§ **Aim**: Transcribe the records that follow. Keep every word exactly, and drop the pictures.

Chart and figure data
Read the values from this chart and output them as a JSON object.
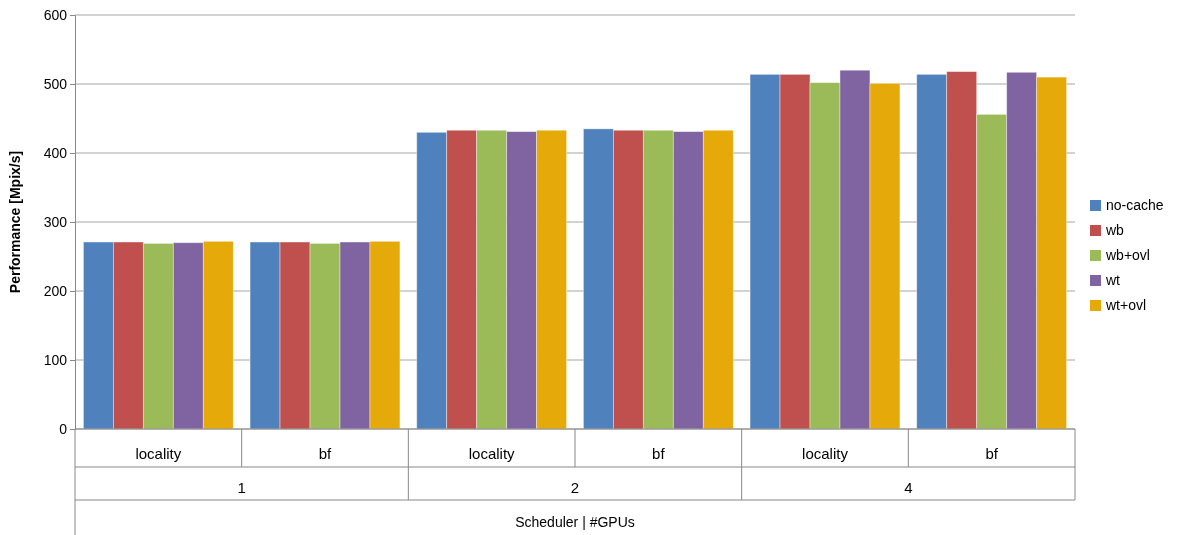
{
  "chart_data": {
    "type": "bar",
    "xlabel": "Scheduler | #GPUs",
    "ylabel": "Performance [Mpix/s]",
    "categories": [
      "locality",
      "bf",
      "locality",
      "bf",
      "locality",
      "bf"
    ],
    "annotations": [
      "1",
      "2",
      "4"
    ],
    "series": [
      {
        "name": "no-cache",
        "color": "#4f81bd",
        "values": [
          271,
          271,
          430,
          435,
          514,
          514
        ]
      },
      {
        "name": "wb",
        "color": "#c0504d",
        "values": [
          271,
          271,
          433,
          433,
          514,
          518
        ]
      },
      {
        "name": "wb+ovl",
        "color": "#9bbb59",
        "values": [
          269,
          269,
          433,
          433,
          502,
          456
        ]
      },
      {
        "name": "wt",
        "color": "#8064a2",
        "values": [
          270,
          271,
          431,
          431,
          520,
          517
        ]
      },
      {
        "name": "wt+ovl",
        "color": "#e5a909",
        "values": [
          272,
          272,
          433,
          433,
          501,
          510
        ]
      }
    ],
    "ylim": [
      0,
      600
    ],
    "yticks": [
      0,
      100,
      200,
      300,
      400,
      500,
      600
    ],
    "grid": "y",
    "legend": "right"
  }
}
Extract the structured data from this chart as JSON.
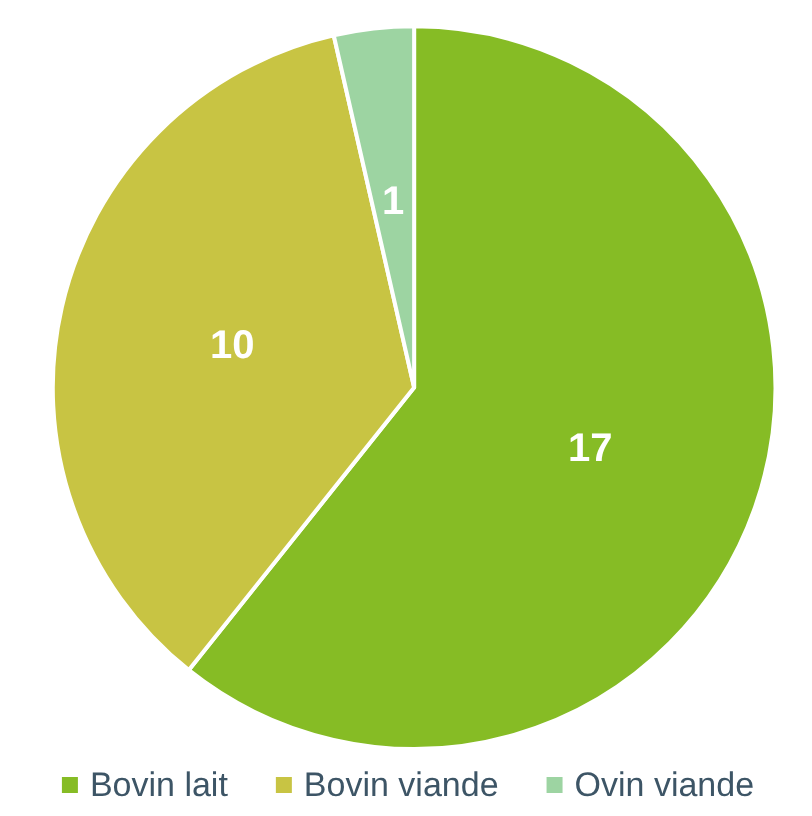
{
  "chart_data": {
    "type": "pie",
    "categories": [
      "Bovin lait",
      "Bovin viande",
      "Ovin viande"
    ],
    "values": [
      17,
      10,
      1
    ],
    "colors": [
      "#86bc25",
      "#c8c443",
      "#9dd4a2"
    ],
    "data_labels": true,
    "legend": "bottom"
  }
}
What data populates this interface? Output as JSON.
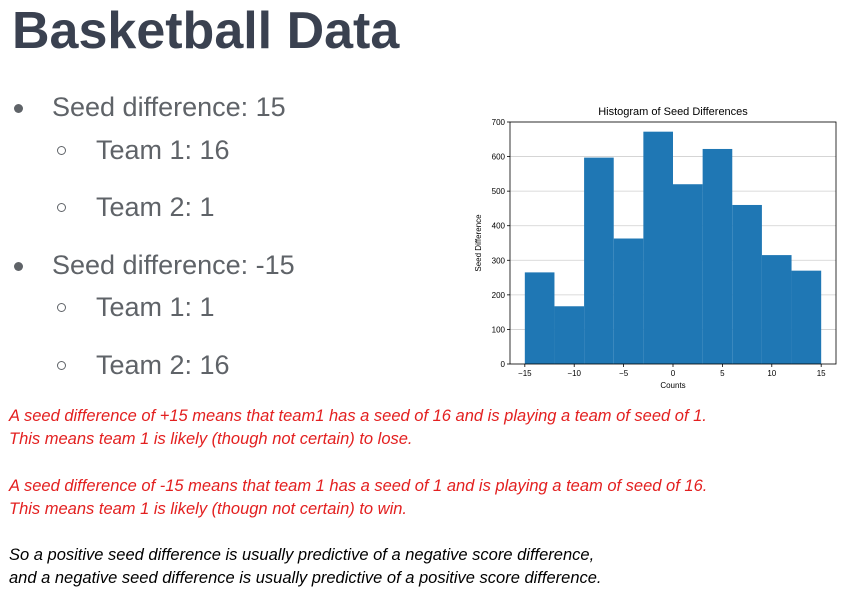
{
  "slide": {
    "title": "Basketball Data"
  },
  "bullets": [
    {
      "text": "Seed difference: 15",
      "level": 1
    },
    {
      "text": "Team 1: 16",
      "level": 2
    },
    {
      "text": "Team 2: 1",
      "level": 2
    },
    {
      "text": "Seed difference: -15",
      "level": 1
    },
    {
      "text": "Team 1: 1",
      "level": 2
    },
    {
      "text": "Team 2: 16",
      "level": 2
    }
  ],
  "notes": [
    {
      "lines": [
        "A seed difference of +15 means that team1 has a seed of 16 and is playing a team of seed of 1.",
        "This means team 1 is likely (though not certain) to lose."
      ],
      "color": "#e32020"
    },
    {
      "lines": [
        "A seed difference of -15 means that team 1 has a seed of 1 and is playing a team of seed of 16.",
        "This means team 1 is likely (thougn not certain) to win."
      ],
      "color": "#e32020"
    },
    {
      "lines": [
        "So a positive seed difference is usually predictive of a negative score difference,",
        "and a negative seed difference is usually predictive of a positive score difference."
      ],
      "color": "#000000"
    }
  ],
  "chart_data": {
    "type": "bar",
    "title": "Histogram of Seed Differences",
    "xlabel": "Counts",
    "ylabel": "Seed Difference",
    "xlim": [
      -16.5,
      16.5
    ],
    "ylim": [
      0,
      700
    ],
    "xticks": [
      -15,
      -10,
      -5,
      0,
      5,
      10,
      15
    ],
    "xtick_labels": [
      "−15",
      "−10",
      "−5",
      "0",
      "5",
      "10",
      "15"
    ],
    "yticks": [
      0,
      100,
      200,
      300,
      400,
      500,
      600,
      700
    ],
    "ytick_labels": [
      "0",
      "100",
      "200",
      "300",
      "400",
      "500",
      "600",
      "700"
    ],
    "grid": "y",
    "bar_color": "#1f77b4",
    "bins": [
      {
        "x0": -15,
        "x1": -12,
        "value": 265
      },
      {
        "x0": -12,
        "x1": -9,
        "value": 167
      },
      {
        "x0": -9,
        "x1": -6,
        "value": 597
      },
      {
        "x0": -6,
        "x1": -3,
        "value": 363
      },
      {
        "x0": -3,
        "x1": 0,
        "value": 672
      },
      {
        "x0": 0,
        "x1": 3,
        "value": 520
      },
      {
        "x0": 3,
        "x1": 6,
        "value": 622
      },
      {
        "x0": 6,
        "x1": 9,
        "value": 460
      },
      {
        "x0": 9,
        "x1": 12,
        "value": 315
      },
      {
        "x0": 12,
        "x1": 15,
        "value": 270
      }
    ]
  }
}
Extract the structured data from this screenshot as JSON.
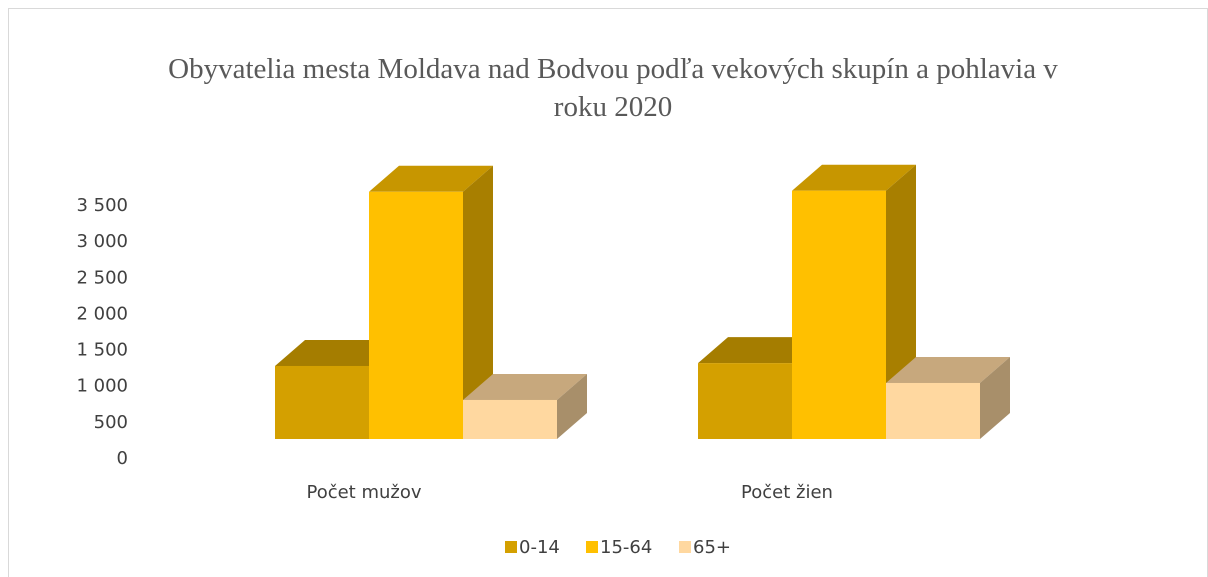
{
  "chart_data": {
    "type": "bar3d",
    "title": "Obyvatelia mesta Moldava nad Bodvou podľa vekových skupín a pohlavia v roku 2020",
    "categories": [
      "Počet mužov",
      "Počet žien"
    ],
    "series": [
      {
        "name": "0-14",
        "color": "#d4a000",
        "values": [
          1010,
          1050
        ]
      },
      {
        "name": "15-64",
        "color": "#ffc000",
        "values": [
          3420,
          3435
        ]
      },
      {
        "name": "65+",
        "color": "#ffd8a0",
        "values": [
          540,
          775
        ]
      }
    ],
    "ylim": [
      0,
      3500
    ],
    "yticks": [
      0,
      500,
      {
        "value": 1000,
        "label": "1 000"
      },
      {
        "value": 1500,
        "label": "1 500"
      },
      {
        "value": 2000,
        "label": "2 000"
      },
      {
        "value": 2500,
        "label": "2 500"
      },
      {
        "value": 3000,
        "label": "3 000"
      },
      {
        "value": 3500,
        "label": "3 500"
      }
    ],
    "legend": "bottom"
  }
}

§ **Reply to the exercise**:
Read the values from this chart and output them as a JSON object.
{
  "chart_data": {
    "type": "bar",
    "xlabel": "Scheduler | #GPUs",
    "ylabel": "Performance [Mpix/s]",
    "categories": [
      "locality",
      "bf",
      "locality",
      "bf",
      "locality",
      "bf"
    ],
    "annotations": [
      "1",
      "2",
      "4"
    ],
    "series": [
      {
        "name": "no-cache",
        "color": "#4f81bd",
        "values": [
          271,
          271,
          430,
          435,
          514,
          514
        ]
      },
      {
        "name": "wb",
        "color": "#c0504d",
        "values": [
          271,
          271,
          433,
          433,
          514,
          518
        ]
      },
      {
        "name": "wb+ovl",
        "color": "#9bbb59",
        "values": [
          269,
          269,
          433,
          433,
          502,
          456
        ]
      },
      {
        "name": "wt",
        "color": "#8064a2",
        "values": [
          270,
          271,
          431,
          431,
          520,
          517
        ]
      },
      {
        "name": "wt+ovl",
        "color": "#e5a909",
        "values": [
          272,
          272,
          433,
          433,
          501,
          510
        ]
      }
    ],
    "ylim": [
      0,
      600
    ],
    "yticks": [
      0,
      100,
      200,
      300,
      400,
      500,
      600
    ],
    "grid": "y",
    "legend": "right"
  }
}
Extract the structured data from this chart as JSON.
{
  "chart_data": {
    "type": "pie",
    "categories": [
      "Bovin lait",
      "Bovin viande",
      "Ovin viande"
    ],
    "values": [
      17,
      10,
      1
    ],
    "colors": [
      "#86bc25",
      "#c8c443",
      "#9dd4a2"
    ],
    "data_labels": true,
    "legend": "bottom"
  }
}
What data populates this interface? Output as JSON.
{
  "slide": {
    "title": "Basketball Data"
  },
  "bullets": [
    {
      "text": "Seed difference: 15",
      "level": 1
    },
    {
      "text": "Team 1: 16",
      "level": 2
    },
    {
      "text": "Team 2: 1",
      "level": 2
    },
    {
      "text": "Seed difference: -15",
      "level": 1
    },
    {
      "text": "Team 1: 1",
      "level": 2
    },
    {
      "text": "Team 2: 16",
      "level": 2
    }
  ],
  "notes": [
    {
      "lines": [
        "A seed difference of +15 means that team1 has a seed of 16 and is playing a team of seed of 1.",
        "This means team 1 is likely (though not certain) to lose."
      ],
      "color": "#e32020"
    },
    {
      "lines": [
        "A seed difference of -15 means that team 1 has a seed of 1 and is playing a team of seed of 16.",
        "This means team 1 is likely (thougn not certain) to win."
      ],
      "color": "#e32020"
    },
    {
      "lines": [
        "So a positive seed difference is usually predictive of a negative score difference,",
        "and a negative seed difference is usually predictive of a positive score difference."
      ],
      "color": "#000000"
    }
  ],
  "chart_data": {
    "type": "bar",
    "title": "Histogram of Seed Differences",
    "xlabel": "Counts",
    "ylabel": "Seed Difference",
    "xlim": [
      -16.5,
      16.5
    ],
    "ylim": [
      0,
      700
    ],
    "xticks": [
      -15,
      -10,
      -5,
      0,
      5,
      10,
      15
    ],
    "xtick_labels": [
      "−15",
      "−10",
      "−5",
      "0",
      "5",
      "10",
      "15"
    ],
    "yticks": [
      0,
      100,
      200,
      300,
      400,
      500,
      600,
      700
    ],
    "ytick_labels": [
      "0",
      "100",
      "200",
      "300",
      "400",
      "500",
      "600",
      "700"
    ],
    "grid": "y",
    "bar_color": "#1f77b4",
    "bins": [
      {
        "x0": -15,
        "x1": -12,
        "value": 265
      },
      {
        "x0": -12,
        "x1": -9,
        "value": 167
      },
      {
        "x0": -9,
        "x1": -6,
        "value": 597
      },
      {
        "x0": -6,
        "x1": -3,
        "value": 363
      },
      {
        "x0": -3,
        "x1": 0,
        "value": 672
      },
      {
        "x0": 0,
        "x1": 3,
        "value": 520
      },
      {
        "x0": 3,
        "x1": 6,
        "value": 622
      },
      {
        "x0": 6,
        "x1": 9,
        "value": 460
      },
      {
        "x0": 9,
        "x1": 12,
        "value": 315
      },
      {
        "x0": 12,
        "x1": 15,
        "value": 270
      }
    ]
  }
}
Extract the structured data from this screenshot as JSON.
{
  "chart_data": {
    "type": "bar3d",
    "title": "Obyvatelia mesta Moldava nad Bodvou podľa vekových skupín a pohlavia v roku 2020",
    "categories": [
      "Počet mužov",
      "Počet žien"
    ],
    "series": [
      {
        "name": "0-14",
        "color": "#d4a000",
        "values": [
          1010,
          1050
        ]
      },
      {
        "name": "15-64",
        "color": "#ffc000",
        "values": [
          3420,
          3435
        ]
      },
      {
        "name": "65+",
        "color": "#ffd8a0",
        "values": [
          540,
          775
        ]
      }
    ],
    "ylim": [
      0,
      3500
    ],
    "yticks": [
      0,
      500,
      {
        "value": 1000,
        "label": "1 000"
      },
      {
        "value": 1500,
        "label": "1 500"
      },
      {
        "value": 2000,
        "label": "2 000"
      },
      {
        "value": 2500,
        "label": "2 500"
      },
      {
        "value": 3000,
        "label": "3 000"
      },
      {
        "value": 3500,
        "label": "3 500"
      }
    ],
    "legend": "bottom"
  }
}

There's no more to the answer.